What you have to do:
Please rewrite the lines from the one with "- box-nv-esn-accuracy: [138, 212, 180, 291]" up to and including the one with "- y-tick-label: 0.1: [40, 361, 72, 385]", substituting "legend-marker" for "legend-swatch" and leaving everything else unchanged.

Extracted data entries:
________

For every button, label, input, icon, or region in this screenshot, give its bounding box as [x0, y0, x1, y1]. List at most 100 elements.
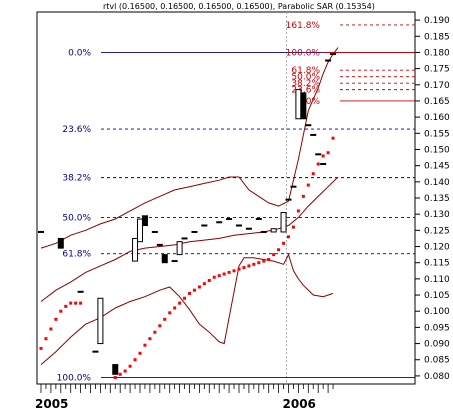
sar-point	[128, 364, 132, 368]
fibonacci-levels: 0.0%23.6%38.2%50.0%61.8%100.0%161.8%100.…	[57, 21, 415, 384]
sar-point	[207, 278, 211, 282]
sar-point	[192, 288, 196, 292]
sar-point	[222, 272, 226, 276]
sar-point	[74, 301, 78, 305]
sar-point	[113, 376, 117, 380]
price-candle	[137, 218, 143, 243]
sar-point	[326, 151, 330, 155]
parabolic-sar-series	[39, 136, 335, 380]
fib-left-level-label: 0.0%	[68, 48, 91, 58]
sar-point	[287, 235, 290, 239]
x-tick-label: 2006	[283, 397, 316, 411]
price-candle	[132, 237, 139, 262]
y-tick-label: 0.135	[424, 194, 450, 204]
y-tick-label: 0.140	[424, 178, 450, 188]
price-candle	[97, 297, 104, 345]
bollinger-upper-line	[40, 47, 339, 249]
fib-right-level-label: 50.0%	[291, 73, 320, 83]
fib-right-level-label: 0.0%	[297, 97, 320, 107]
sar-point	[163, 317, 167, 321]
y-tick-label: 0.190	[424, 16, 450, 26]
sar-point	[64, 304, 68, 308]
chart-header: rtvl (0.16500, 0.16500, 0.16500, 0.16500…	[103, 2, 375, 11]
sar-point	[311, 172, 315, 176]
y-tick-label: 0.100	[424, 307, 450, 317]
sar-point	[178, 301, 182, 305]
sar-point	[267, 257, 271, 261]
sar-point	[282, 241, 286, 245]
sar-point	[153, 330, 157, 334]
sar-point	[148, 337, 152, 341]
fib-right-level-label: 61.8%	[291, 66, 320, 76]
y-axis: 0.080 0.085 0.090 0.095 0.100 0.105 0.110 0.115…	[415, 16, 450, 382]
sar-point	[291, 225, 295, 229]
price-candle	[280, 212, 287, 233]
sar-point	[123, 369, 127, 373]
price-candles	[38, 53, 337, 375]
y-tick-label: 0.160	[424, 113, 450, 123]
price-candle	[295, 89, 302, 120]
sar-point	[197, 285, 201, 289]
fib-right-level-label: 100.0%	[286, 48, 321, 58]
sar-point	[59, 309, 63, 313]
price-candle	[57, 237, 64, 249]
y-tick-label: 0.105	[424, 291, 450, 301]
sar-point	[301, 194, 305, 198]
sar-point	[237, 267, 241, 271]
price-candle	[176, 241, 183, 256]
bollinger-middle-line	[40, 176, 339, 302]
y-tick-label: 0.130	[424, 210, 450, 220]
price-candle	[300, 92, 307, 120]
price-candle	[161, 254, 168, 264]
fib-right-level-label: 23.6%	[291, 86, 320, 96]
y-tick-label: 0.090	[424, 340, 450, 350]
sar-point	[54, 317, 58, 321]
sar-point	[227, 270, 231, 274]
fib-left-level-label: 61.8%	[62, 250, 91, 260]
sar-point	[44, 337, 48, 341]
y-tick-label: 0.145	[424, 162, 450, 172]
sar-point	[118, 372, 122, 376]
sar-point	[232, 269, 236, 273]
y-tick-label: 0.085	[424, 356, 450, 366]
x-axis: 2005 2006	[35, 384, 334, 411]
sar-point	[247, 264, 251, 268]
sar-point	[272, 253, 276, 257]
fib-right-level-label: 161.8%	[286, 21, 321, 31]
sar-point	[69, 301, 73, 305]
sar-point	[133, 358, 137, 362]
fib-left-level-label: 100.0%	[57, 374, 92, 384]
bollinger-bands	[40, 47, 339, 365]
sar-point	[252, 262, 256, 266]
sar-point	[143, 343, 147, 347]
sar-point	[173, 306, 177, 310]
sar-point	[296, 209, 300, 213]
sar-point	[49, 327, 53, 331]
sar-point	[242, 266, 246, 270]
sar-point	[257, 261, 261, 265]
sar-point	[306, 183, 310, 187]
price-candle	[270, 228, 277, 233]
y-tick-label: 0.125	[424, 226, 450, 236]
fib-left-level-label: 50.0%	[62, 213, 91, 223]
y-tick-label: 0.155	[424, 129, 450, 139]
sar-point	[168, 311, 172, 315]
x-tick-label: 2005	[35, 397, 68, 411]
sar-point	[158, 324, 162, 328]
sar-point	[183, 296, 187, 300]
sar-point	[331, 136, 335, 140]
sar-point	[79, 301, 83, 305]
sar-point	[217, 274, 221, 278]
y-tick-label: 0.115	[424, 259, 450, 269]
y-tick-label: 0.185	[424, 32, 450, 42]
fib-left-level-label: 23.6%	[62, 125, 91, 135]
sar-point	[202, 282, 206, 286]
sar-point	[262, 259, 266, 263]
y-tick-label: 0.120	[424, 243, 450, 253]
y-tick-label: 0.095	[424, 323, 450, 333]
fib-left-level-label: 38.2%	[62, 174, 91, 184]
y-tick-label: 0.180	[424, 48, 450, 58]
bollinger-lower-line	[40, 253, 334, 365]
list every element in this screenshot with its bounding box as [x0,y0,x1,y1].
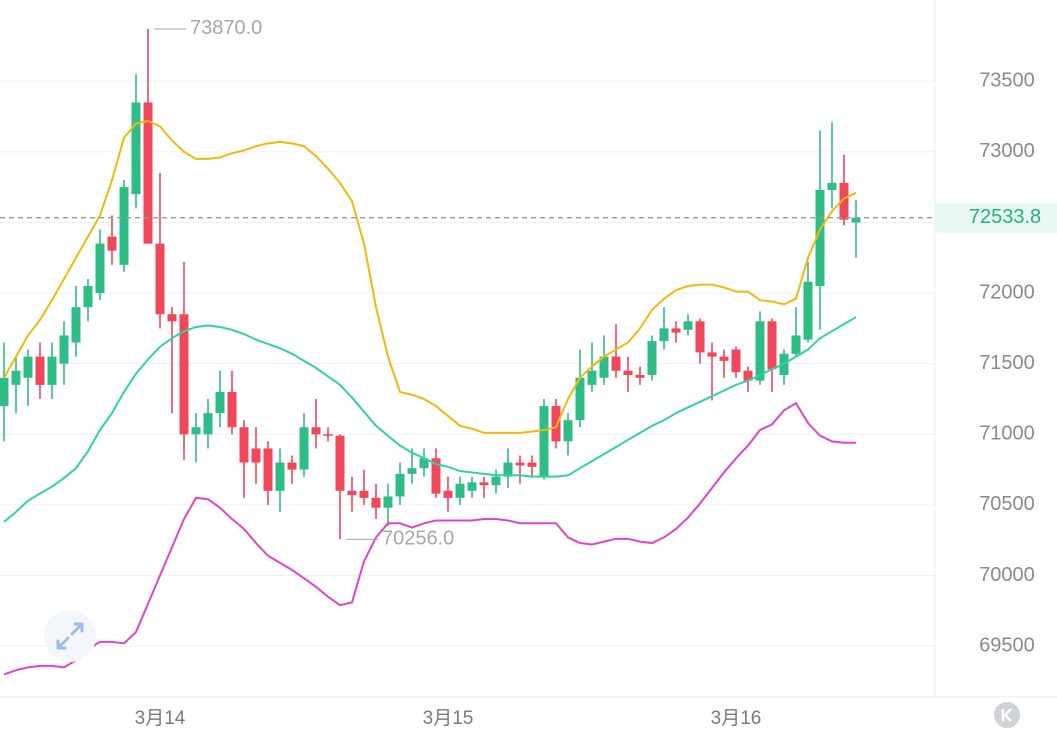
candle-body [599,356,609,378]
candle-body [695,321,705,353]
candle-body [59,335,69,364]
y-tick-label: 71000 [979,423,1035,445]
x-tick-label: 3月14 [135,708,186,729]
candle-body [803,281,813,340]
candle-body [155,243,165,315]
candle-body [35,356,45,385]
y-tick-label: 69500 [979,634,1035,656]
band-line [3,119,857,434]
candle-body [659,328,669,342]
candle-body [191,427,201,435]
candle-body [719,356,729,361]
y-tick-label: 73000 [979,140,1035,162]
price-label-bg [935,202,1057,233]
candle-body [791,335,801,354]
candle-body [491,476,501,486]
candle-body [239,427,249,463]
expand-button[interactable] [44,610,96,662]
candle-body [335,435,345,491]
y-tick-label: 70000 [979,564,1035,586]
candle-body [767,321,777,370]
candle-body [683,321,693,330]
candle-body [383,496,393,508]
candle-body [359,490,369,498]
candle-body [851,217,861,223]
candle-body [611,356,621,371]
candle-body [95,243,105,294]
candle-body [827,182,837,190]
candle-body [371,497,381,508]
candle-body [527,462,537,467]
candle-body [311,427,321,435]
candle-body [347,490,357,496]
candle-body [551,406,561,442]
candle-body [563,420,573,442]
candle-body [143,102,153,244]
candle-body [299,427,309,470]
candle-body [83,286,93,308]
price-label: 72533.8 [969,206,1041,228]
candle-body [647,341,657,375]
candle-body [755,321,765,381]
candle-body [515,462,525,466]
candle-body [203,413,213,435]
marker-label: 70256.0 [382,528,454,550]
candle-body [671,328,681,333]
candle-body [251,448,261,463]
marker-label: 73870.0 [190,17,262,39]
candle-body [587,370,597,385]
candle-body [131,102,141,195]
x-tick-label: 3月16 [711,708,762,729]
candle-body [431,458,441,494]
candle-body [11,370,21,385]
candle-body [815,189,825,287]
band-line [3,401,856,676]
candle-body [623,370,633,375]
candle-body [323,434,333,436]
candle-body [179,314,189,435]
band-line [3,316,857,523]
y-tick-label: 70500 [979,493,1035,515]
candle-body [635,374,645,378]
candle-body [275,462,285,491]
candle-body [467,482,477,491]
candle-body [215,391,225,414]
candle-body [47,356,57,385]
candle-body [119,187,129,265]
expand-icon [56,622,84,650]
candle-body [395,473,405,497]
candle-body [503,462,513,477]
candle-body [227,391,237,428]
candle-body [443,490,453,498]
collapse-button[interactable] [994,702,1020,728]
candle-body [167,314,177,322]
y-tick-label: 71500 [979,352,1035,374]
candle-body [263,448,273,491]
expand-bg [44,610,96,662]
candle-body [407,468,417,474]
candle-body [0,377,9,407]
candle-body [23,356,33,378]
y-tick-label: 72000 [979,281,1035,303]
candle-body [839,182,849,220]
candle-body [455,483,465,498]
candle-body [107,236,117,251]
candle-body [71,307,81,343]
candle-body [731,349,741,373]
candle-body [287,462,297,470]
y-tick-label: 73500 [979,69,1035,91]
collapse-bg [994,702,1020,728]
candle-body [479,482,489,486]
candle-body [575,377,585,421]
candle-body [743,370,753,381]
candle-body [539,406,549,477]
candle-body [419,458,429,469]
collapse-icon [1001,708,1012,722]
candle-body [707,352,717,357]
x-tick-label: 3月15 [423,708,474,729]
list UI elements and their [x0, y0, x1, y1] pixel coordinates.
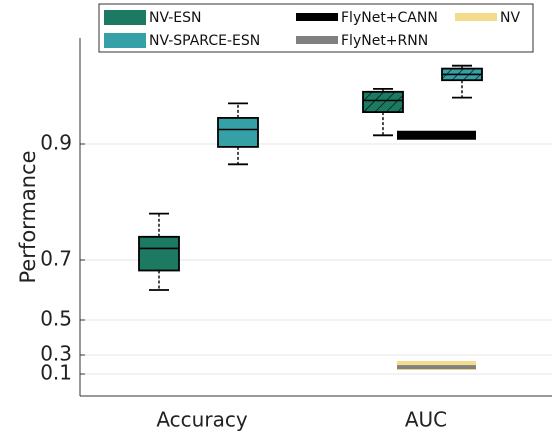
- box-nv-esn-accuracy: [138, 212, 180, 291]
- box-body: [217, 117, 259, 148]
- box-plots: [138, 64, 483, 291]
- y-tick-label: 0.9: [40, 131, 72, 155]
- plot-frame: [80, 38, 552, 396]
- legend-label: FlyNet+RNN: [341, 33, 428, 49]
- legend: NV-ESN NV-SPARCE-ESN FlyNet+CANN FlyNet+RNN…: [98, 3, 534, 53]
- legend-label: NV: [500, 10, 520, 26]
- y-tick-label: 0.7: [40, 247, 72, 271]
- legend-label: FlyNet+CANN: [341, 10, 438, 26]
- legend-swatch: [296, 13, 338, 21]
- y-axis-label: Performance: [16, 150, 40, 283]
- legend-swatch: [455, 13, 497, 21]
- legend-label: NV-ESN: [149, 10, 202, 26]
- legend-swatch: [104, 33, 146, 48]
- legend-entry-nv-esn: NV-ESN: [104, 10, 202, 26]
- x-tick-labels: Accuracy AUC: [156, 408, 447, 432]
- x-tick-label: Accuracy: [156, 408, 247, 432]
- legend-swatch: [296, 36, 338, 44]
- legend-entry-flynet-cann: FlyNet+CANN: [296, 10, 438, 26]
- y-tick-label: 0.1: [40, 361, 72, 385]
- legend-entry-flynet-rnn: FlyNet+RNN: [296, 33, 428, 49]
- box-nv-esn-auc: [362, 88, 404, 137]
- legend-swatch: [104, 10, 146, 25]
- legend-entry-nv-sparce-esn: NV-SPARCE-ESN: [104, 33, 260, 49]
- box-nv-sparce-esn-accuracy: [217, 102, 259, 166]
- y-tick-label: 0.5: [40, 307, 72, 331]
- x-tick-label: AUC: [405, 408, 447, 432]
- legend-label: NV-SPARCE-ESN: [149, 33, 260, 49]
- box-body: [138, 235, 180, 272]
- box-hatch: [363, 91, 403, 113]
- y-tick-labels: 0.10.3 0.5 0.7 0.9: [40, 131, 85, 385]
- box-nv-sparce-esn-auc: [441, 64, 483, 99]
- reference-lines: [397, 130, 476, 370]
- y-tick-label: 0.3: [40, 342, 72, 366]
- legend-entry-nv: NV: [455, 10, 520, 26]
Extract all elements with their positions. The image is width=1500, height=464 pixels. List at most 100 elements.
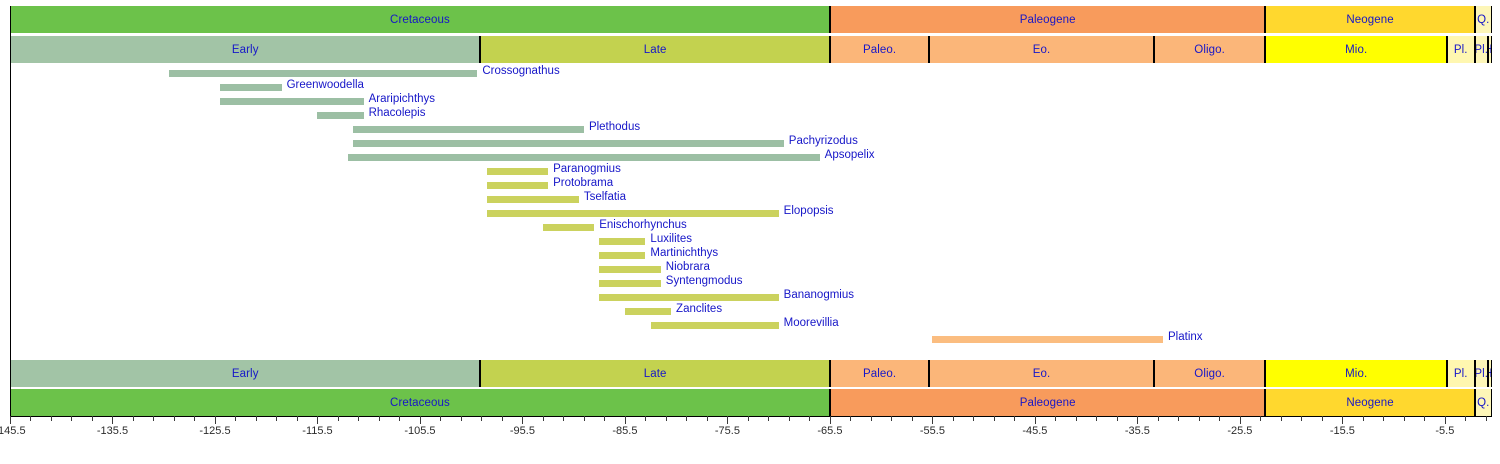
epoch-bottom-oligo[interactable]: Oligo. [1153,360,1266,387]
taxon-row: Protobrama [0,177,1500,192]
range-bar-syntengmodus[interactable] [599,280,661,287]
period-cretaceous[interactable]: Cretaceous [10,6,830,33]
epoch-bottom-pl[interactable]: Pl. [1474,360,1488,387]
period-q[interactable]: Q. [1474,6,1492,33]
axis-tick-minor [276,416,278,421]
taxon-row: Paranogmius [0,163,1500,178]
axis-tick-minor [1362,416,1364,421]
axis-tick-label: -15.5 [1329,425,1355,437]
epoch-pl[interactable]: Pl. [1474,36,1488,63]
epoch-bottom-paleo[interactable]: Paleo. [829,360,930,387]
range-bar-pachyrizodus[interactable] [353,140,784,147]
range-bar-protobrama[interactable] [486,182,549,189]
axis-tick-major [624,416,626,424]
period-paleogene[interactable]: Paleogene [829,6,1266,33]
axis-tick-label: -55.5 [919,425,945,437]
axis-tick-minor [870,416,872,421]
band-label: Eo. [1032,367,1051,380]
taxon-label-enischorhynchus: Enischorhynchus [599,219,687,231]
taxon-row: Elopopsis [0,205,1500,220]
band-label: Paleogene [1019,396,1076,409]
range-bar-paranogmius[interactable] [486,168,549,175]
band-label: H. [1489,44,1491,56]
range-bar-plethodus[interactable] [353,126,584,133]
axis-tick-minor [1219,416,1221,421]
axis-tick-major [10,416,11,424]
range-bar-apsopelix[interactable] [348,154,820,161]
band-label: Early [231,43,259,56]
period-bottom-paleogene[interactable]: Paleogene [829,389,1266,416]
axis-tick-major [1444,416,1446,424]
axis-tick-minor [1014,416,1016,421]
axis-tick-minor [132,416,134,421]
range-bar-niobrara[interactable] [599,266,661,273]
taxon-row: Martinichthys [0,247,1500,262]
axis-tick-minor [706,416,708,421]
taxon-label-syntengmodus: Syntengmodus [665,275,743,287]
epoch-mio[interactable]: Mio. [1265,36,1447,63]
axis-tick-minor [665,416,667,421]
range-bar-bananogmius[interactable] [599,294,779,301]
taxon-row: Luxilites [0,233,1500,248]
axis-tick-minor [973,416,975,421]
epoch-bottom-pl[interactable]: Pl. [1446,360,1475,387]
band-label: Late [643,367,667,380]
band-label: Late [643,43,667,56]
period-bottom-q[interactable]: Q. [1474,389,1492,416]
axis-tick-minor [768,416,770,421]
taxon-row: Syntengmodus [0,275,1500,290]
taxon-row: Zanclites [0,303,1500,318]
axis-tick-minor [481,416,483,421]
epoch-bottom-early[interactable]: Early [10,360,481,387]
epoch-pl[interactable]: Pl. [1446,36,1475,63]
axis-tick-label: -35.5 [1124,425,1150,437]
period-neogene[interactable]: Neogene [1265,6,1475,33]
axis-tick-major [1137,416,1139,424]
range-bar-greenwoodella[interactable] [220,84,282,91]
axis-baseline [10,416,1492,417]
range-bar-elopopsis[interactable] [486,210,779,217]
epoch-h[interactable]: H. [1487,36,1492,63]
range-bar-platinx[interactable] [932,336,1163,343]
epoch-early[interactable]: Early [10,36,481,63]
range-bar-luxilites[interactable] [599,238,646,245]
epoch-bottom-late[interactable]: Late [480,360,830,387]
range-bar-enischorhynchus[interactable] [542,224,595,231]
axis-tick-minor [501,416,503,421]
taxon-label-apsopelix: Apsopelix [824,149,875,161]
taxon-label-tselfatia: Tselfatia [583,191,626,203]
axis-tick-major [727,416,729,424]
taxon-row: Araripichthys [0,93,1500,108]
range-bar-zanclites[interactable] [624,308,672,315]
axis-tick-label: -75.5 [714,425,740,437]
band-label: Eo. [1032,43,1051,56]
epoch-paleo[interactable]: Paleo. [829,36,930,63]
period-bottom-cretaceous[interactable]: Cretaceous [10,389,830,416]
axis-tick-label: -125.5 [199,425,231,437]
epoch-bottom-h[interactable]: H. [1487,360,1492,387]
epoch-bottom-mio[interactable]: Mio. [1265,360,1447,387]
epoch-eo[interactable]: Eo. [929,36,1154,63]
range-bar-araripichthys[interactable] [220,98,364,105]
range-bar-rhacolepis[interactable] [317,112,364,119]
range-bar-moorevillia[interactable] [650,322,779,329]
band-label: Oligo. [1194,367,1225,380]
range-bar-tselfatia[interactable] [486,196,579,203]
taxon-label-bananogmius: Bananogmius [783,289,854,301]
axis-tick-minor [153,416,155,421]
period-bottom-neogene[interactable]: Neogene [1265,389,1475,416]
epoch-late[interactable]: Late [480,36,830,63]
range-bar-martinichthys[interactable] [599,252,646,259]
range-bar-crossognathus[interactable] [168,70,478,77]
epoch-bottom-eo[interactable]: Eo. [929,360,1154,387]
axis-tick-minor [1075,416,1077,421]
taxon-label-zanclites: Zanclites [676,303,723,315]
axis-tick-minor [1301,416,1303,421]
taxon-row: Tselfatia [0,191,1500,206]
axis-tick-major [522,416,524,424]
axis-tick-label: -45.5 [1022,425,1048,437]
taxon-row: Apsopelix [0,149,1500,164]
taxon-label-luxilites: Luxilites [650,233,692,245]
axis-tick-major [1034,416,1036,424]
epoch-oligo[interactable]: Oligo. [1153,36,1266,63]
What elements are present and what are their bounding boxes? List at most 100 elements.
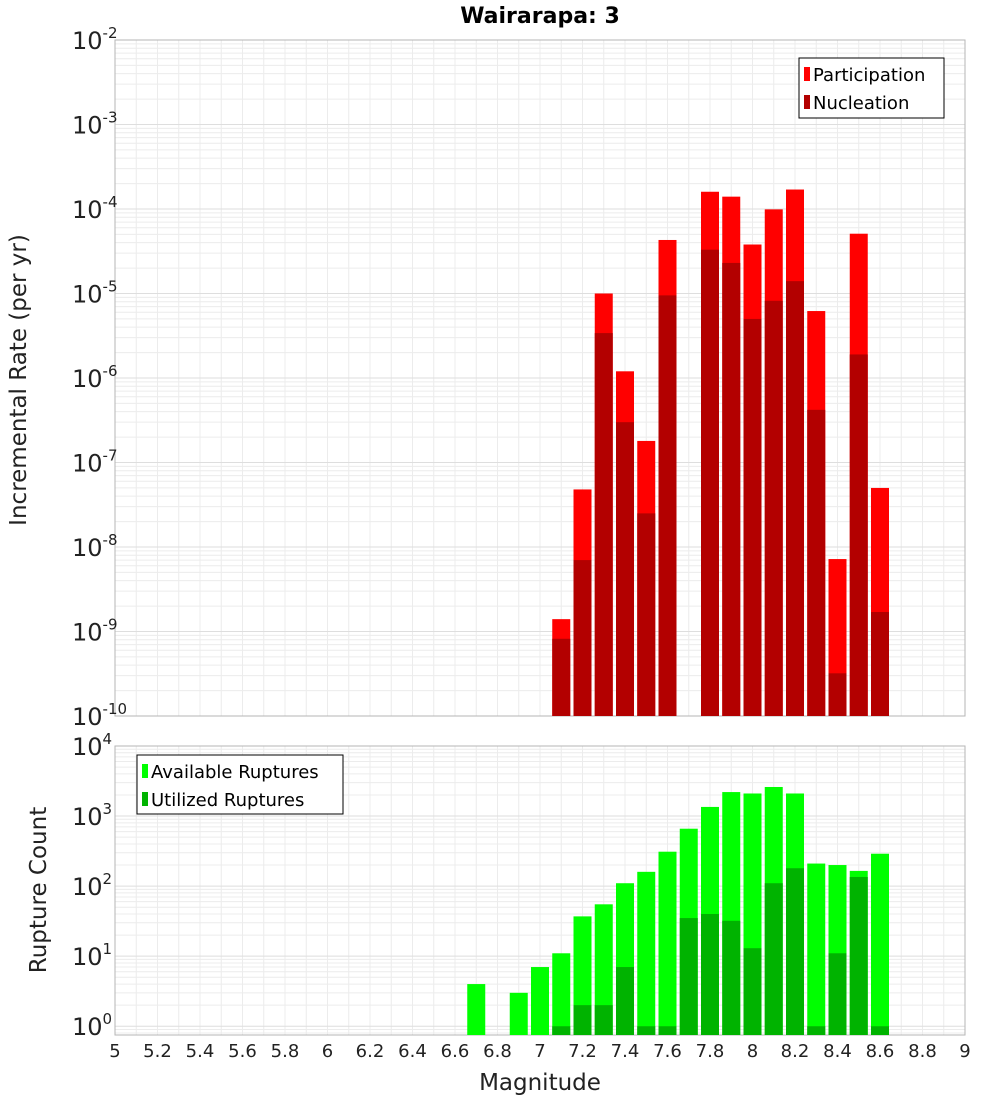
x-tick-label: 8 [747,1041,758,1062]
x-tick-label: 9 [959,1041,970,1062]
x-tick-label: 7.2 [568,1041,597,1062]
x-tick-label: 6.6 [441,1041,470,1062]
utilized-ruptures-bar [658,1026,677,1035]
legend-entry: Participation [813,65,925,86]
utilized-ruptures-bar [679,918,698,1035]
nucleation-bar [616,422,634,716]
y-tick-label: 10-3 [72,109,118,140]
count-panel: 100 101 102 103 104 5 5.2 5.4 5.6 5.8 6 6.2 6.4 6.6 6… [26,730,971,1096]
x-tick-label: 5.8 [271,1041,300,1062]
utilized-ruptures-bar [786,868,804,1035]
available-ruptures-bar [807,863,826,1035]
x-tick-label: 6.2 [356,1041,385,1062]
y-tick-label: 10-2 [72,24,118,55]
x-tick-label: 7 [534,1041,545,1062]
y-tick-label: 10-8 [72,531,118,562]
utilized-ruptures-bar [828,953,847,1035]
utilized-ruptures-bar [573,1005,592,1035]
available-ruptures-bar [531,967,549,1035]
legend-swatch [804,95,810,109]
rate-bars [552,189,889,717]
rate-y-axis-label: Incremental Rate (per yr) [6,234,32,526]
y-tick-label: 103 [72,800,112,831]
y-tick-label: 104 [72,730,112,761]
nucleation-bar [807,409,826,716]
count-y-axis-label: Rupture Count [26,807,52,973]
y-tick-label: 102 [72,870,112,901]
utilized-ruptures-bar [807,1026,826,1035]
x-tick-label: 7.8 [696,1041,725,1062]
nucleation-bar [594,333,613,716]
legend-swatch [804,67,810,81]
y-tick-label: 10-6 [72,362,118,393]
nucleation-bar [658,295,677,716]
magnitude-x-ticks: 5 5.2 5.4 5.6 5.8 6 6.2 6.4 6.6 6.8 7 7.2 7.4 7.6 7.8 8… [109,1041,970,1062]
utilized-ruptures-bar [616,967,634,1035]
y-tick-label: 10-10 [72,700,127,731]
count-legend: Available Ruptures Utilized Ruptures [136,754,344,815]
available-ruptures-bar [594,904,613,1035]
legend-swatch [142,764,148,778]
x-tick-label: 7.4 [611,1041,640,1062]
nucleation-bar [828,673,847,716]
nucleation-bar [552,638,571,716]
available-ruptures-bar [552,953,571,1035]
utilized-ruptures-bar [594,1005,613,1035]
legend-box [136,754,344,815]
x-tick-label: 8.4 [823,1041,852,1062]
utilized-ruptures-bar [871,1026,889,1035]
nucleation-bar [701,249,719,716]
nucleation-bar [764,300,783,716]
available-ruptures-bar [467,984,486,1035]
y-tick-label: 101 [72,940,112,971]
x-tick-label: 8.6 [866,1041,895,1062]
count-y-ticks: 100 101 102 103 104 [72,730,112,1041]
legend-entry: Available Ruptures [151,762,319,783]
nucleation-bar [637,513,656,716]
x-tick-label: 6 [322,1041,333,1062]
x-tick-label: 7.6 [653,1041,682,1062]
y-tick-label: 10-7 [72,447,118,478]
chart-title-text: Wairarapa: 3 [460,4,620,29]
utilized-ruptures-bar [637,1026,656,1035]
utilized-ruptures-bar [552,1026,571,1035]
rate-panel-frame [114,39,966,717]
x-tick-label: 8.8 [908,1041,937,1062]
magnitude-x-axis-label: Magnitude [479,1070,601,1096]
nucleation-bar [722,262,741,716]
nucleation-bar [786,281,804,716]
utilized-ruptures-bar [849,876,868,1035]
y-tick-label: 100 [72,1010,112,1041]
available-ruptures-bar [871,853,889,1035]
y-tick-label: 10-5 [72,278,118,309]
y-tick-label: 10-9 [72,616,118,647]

________

Reply to the exercise:
- box-nv-esn-accuracy: [138, 212, 180, 291]
- box-body: [217, 117, 259, 148]
- box-plots: [138, 64, 483, 291]
- y-tick-label: 0.9: [40, 131, 72, 155]
- plot-frame: [80, 38, 552, 396]
- legend-label: FlyNet+RNN: [341, 33, 428, 49]
- legend: NV-ESN NV-SPARCE-ESN FlyNet+CANN FlyNet+RNN…: [98, 3, 534, 53]
- legend-label: NV: [500, 10, 520, 26]
- y-tick-label: 0.7: [40, 247, 72, 271]
- legend-label: FlyNet+CANN: [341, 10, 438, 26]
- legend-marker: [296, 13, 338, 21]
- y-axis-label: Performance: [16, 150, 40, 283]
- legend-marker: [455, 13, 497, 21]
- legend-label: NV-ESN: [149, 10, 202, 26]
- legend-marker: [104, 33, 146, 48]
- legend-entry-nv-esn: NV-ESN: [104, 10, 202, 26]
- x-tick-labels: Accuracy AUC: [156, 408, 447, 432]
- x-tick-label: Accuracy: [156, 408, 247, 432]
- legend-marker: [296, 36, 338, 44]
- legend-entry-flynet-cann: FlyNet+CANN: [296, 10, 438, 26]
- y-tick-label: 0.1: [40, 361, 72, 385]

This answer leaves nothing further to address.